Within this material, how many lines have the string "title" in them? The answer is a number, with nothing added.

(Stored records)
▶

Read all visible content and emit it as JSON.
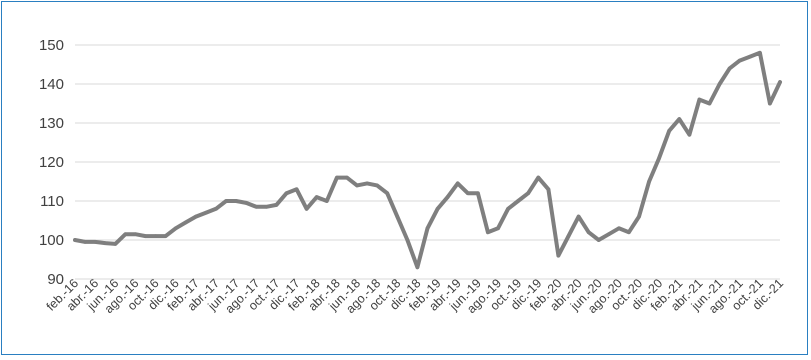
{
  "chart_data": {
    "type": "line",
    "title": "",
    "xlabel": "",
    "ylabel": "",
    "ylim": [
      90,
      150
    ],
    "yticks": [
      90,
      100,
      110,
      120,
      130,
      140,
      150
    ],
    "grid": "horizontal",
    "legend": "none",
    "line_color": "#7f7f7f",
    "x_tick_labels": [
      "feb.-16",
      "abr.-16",
      "jun.-16",
      "ago.-16",
      "oct.-16",
      "dic.-16",
      "feb.-17",
      "abr.-17",
      "jun.-17",
      "ago.-17",
      "oct.-17",
      "dic.-17",
      "feb.-18",
      "abr.-18",
      "jun.-18",
      "ago.-18",
      "oct.-18",
      "dic.-18",
      "feb.-19",
      "abr.-19",
      "jun.-19",
      "ago.-19",
      "oct.-19",
      "dic.-19",
      "feb.-20",
      "abr.-20",
      "jun.-20",
      "ago.-20",
      "oct.-20",
      "dic.-20",
      "feb.-21",
      "abr.-21",
      "jun.-21",
      "ago.-21",
      "oct.-21",
      "dic.-21"
    ],
    "series": [
      {
        "x": [
          "feb.-16",
          "mar.-16",
          "abr.-16",
          "may.-16",
          "jun.-16",
          "jul.-16",
          "ago.-16",
          "sep.-16",
          "oct.-16",
          "nov.-16",
          "dic.-16",
          "ene.-17",
          "feb.-17",
          "mar.-17",
          "abr.-17",
          "may.-17",
          "jun.-17",
          "jul.-17",
          "ago.-17",
          "sep.-17",
          "oct.-17",
          "nov.-17",
          "dic.-17",
          "ene.-18",
          "feb.-18",
          "mar.-18",
          "abr.-18",
          "may.-18",
          "jun.-18",
          "jul.-18",
          "ago.-18",
          "sep.-18",
          "oct.-18",
          "nov.-18",
          "dic.-18",
          "ene.-19",
          "feb.-19",
          "mar.-19",
          "abr.-19",
          "may.-19",
          "jun.-19",
          "jul.-19",
          "ago.-19",
          "sep.-19",
          "oct.-19",
          "nov.-19",
          "dic.-19",
          "ene.-20",
          "feb.-20",
          "mar.-20",
          "abr.-20",
          "may.-20",
          "jun.-20",
          "jul.-20",
          "ago.-20",
          "sep.-20",
          "oct.-20",
          "nov.-20",
          "dic.-20",
          "ene.-21",
          "feb.-21",
          "mar.-21",
          "abr.-21",
          "may.-21",
          "jun.-21",
          "jul.-21",
          "ago.-21",
          "sep.-21",
          "oct.-21",
          "nov.-21",
          "dic.-21"
        ],
        "values": [
          100,
          99.5,
          99.5,
          99.2,
          99,
          101.5,
          101.5,
          101,
          101,
          101,
          103,
          104.5,
          106,
          107,
          108,
          110,
          110,
          109.5,
          108.5,
          108.5,
          109,
          112,
          113,
          108,
          111,
          110,
          116,
          116,
          114,
          114.5,
          114,
          112,
          106,
          100,
          93,
          103,
          108,
          111,
          114.5,
          112,
          112,
          102,
          103,
          108,
          110,
          112,
          116,
          113,
          96,
          101,
          106,
          102,
          100,
          101.5,
          103,
          102,
          106,
          115,
          121,
          128,
          131,
          127,
          136,
          135,
          140,
          144,
          146,
          147,
          148,
          135,
          140.5
        ]
      }
    ]
  }
}
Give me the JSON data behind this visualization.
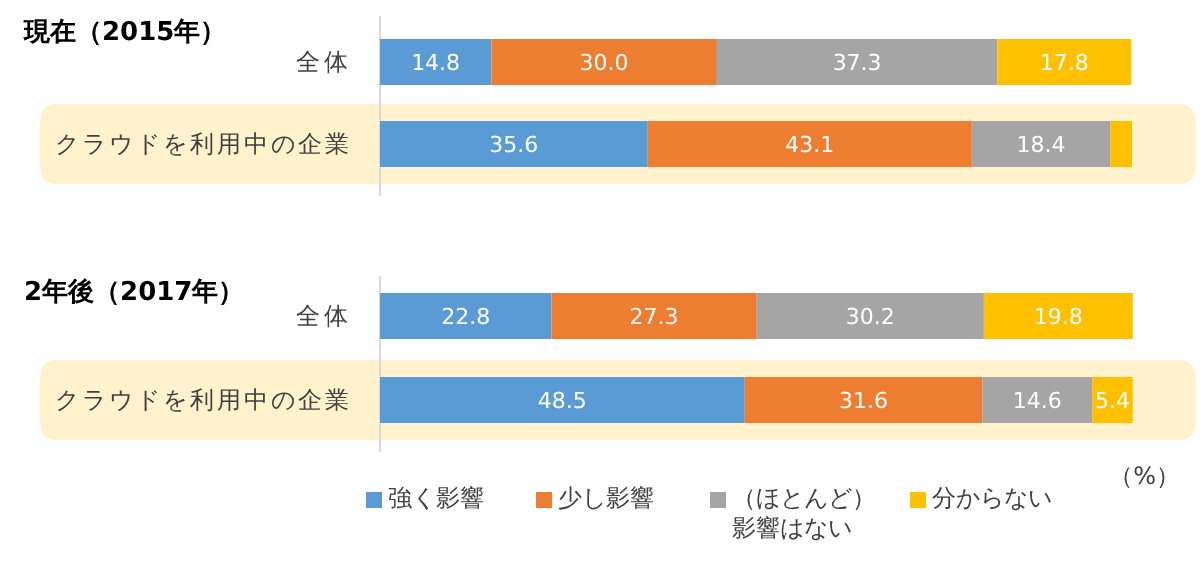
{
  "chart_data": [
    {
      "type": "bar",
      "orientation": "horizontal",
      "stacked": true,
      "title": "現在（2015年）",
      "categories": [
        "全体",
        "クラウドを利用中の企業"
      ],
      "xlim": [
        0,
        100
      ],
      "legend": false,
      "bands": [
        {
          "axis": "y",
          "from": "クラウドを利用中の企業",
          "to": "クラウドを利用中の企業",
          "color": "#fff2cc"
        }
      ],
      "series": [
        {
          "color": "#5b9bd5",
          "values": [
            14.8,
            35.6
          ],
          "value_labels": [
            "14.8",
            "35.6"
          ]
        },
        {
          "color": "#ed7d31",
          "values": [
            30.0,
            43.1
          ],
          "value_labels": [
            "30.0",
            "43.1"
          ]
        },
        {
          "color": "#a5a5a5",
          "values": [
            37.3,
            18.4
          ],
          "value_labels": [
            "37.3",
            "18.4"
          ]
        },
        {
          "color": "#ffc000",
          "values": [
            17.8,
            2.9
          ],
          "value_labels": [
            "17.8",
            null
          ]
        }
      ]
    },
    {
      "type": "bar",
      "orientation": "horizontal",
      "stacked": true,
      "title": "2年後（2017年）",
      "categories": [
        "全体",
        "クラウドを利用中の企業"
      ],
      "xlim": [
        0,
        100
      ],
      "legend": "bottom",
      "bands": [
        {
          "axis": "y",
          "from": "クラウドを利用中の企業",
          "to": "クラウドを利用中の企業",
          "color": "#fff2cc"
        }
      ],
      "annotations": [
        "（%）"
      ],
      "series": [
        {
          "name": "強く影響",
          "color": "#5b9bd5",
          "values": [
            22.8,
            48.5
          ],
          "value_labels": [
            "22.8",
            "48.5"
          ]
        },
        {
          "name": "少し影響",
          "color": "#ed7d31",
          "values": [
            27.3,
            31.6
          ],
          "value_labels": [
            "27.3",
            "31.6"
          ]
        },
        {
          "name": "（ほとんど）影響はない",
          "color": "#a5a5a5",
          "values": [
            30.2,
            14.6
          ],
          "value_labels": [
            "30.2",
            "14.6"
          ]
        },
        {
          "name": "分からない",
          "color": "#ffc000",
          "values": [
            19.8,
            5.4
          ],
          "value_labels": [
            "19.8",
            "5.4"
          ]
        }
      ]
    }
  ]
}
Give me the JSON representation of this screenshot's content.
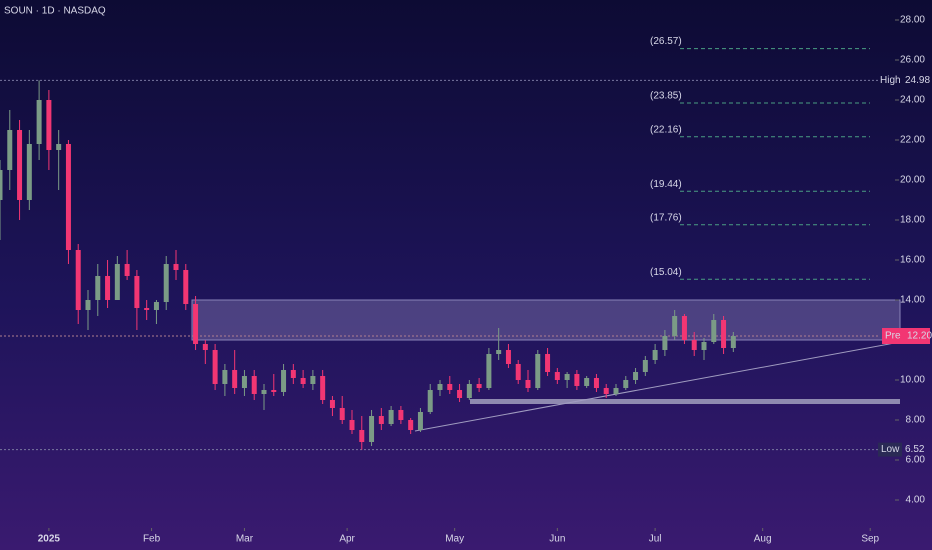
{
  "chart_data": {
    "type": "candlestick",
    "title": "SOUN · 1D · NASDAQ",
    "up_color": "#7b9b86",
    "down_color": "#f23673",
    "x": [
      -10,
      -8,
      -6,
      -4,
      -2,
      0,
      2,
      4,
      6,
      8,
      10,
      12,
      14,
      16,
      18,
      20,
      22,
      24,
      26,
      28,
      30,
      32,
      34,
      36,
      38,
      40,
      42,
      44,
      46,
      48,
      50,
      52,
      54,
      56,
      58,
      60,
      62,
      64,
      66,
      68,
      70,
      72,
      74,
      76,
      78,
      80,
      82,
      84,
      86,
      88,
      90,
      92,
      94,
      96,
      98,
      100,
      102,
      104,
      106,
      108,
      110,
      112,
      114,
      116,
      118,
      120,
      122,
      124,
      126,
      128,
      130,
      132,
      134,
      136,
      138,
      140
    ],
    "ohlc": [
      [
        19,
        21,
        17,
        20.5
      ],
      [
        20.5,
        23.5,
        19.5,
        22.5
      ],
      [
        22.5,
        23,
        18,
        19
      ],
      [
        19,
        22.5,
        18.5,
        21.8
      ],
      [
        21.8,
        24.98,
        21,
        24
      ],
      [
        24,
        24.5,
        20.5,
        21.5
      ],
      [
        21.5,
        22.5,
        19.5,
        21.8
      ],
      [
        21.8,
        22,
        15.8,
        16.5
      ],
      [
        16.5,
        16.8,
        12.8,
        13.5
      ],
      [
        13.5,
        14.5,
        12.5,
        14
      ],
      [
        14,
        15.8,
        13.2,
        15.2
      ],
      [
        15.2,
        16,
        13.6,
        14
      ],
      [
        14,
        16.2,
        14,
        15.8
      ],
      [
        15.8,
        16.5,
        15,
        15.2
      ],
      [
        15.2,
        15.5,
        12.5,
        13.6
      ],
      [
        13.6,
        14,
        13,
        13.5
      ],
      [
        13.5,
        14,
        12.8,
        13.9
      ],
      [
        13.9,
        16.2,
        13.5,
        15.8
      ],
      [
        15.8,
        16.5,
        15,
        15.5
      ],
      [
        15.5,
        15.8,
        13.5,
        13.8
      ],
      [
        13.8,
        14.2,
        11.5,
        11.8
      ],
      [
        11.8,
        12,
        10.8,
        11.5
      ],
      [
        11.5,
        11.8,
        9.5,
        9.8
      ],
      [
        9.8,
        10.8,
        9.2,
        10.5
      ],
      [
        10.5,
        11.5,
        9.3,
        9.6
      ],
      [
        9.6,
        10.5,
        9.2,
        10.2
      ],
      [
        10.2,
        10.5,
        9,
        9.3
      ],
      [
        9.3,
        9.8,
        8.5,
        9.5
      ],
      [
        9.5,
        10.3,
        9.2,
        9.4
      ],
      [
        9.4,
        10.8,
        9.2,
        10.5
      ],
      [
        10.5,
        10.8,
        9.8,
        10.1
      ],
      [
        10.1,
        10.5,
        9.6,
        9.8
      ],
      [
        9.8,
        10.5,
        9.5,
        10.2
      ],
      [
        10.2,
        10.5,
        8.8,
        9
      ],
      [
        9,
        9.2,
        8.2,
        8.6
      ],
      [
        8.6,
        9.2,
        7.8,
        8
      ],
      [
        8,
        8.5,
        7.3,
        7.5
      ],
      [
        7.5,
        8.2,
        6.52,
        6.9
      ],
      [
        6.9,
        8.5,
        6.7,
        8.2
      ],
      [
        8.2,
        8.6,
        7.5,
        7.8
      ],
      [
        7.8,
        8.7,
        7.7,
        8.5
      ],
      [
        8.5,
        8.7,
        7.8,
        8
      ],
      [
        8,
        8.1,
        7.3,
        7.5
      ],
      [
        7.5,
        8.6,
        7.4,
        8.4
      ],
      [
        8.4,
        9.8,
        8.3,
        9.5
      ],
      [
        9.5,
        10,
        9.2,
        9.8
      ],
      [
        9.8,
        10.2,
        9.3,
        9.5
      ],
      [
        9.5,
        9.8,
        8.9,
        9.1
      ],
      [
        9.1,
        10,
        9,
        9.8
      ],
      [
        9.8,
        10.1,
        9.4,
        9.6
      ],
      [
        9.6,
        11.6,
        9.5,
        11.3
      ],
      [
        11.3,
        12.6,
        11,
        11.5
      ],
      [
        11.5,
        11.8,
        10.6,
        10.8
      ],
      [
        10.8,
        11,
        9.8,
        10
      ],
      [
        10,
        10.5,
        9.4,
        9.6
      ],
      [
        9.6,
        11.5,
        9.5,
        11.3
      ],
      [
        11.3,
        11.6,
        10.2,
        10.4
      ],
      [
        10.4,
        10.6,
        9.8,
        10
      ],
      [
        10,
        10.4,
        9.6,
        10.3
      ],
      [
        10.3,
        10.5,
        9.5,
        9.7
      ],
      [
        9.7,
        10.2,
        9.6,
        10.1
      ],
      [
        10.1,
        10.3,
        9.4,
        9.6
      ],
      [
        9.6,
        9.8,
        9.1,
        9.3
      ],
      [
        9.3,
        9.8,
        9.2,
        9.6
      ],
      [
        9.6,
        10.2,
        9.5,
        10
      ],
      [
        10,
        10.6,
        9.8,
        10.4
      ],
      [
        10.4,
        11.2,
        10.2,
        11
      ],
      [
        11,
        11.8,
        10.8,
        11.5
      ],
      [
        11.5,
        12.5,
        11.2,
        12.2
      ],
      [
        12.2,
        13.5,
        12,
        13.2
      ],
      [
        13.2,
        13.3,
        11.8,
        12
      ],
      [
        12,
        12.4,
        11.2,
        11.5
      ],
      [
        11.5,
        12.1,
        11,
        11.9
      ],
      [
        11.9,
        13.3,
        11.8,
        13
      ],
      [
        13,
        13.2,
        11.3,
        11.6
      ],
      [
        11.6,
        12.4,
        11.4,
        12.2
      ]
    ],
    "xlim": [
      -10,
      170
    ],
    "xticks": [
      {
        "value": 0,
        "label": "2025"
      },
      {
        "value": 21,
        "label": "Feb"
      },
      {
        "value": 40,
        "label": "Mar"
      },
      {
        "value": 61,
        "label": "Apr"
      },
      {
        "value": 83,
        "label": "May"
      },
      {
        "value": 104,
        "label": "Jun"
      },
      {
        "value": 124,
        "label": "Jul"
      },
      {
        "value": 146,
        "label": "Aug"
      },
      {
        "value": 168,
        "label": "Sep"
      }
    ],
    "ylim": [
      3,
      29
    ],
    "yticks": [
      {
        "value": 4,
        "label": "4.00"
      },
      {
        "value": 6,
        "label": "6.00"
      },
      {
        "value": 8,
        "label": "8.00"
      },
      {
        "value": 10,
        "label": "10.00"
      },
      {
        "value": 12,
        "label": "12.00"
      },
      {
        "value": 14,
        "label": "14.00"
      },
      {
        "value": 16,
        "label": "16.00"
      },
      {
        "value": 18,
        "label": "18.00"
      },
      {
        "value": 20,
        "label": "20.00"
      },
      {
        "value": 22,
        "label": "22.00"
      },
      {
        "value": 24,
        "label": "24.00"
      },
      {
        "value": 26,
        "label": "26.00"
      },
      {
        "value": 28,
        "label": "28.00"
      }
    ],
    "fib_levels": [
      {
        "value": 26.57,
        "label": "(26.57)"
      },
      {
        "value": 23.85,
        "label": "(23.85)"
      },
      {
        "value": 22.16,
        "label": "(22.16)"
      },
      {
        "value": 19.44,
        "label": "(19.44)"
      },
      {
        "value": 17.76,
        "label": "(17.76)"
      },
      {
        "value": 15.04,
        "label": "(15.04)"
      }
    ],
    "high": {
      "label": "High",
      "value": 24.98
    },
    "low": {
      "label": "Low",
      "value": 6.52
    },
    "last": {
      "label": "Pre",
      "value": 12.2,
      "value_label": "12.20"
    }
  }
}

◀

◆ **ANSWER TO THE PROBLEM**
4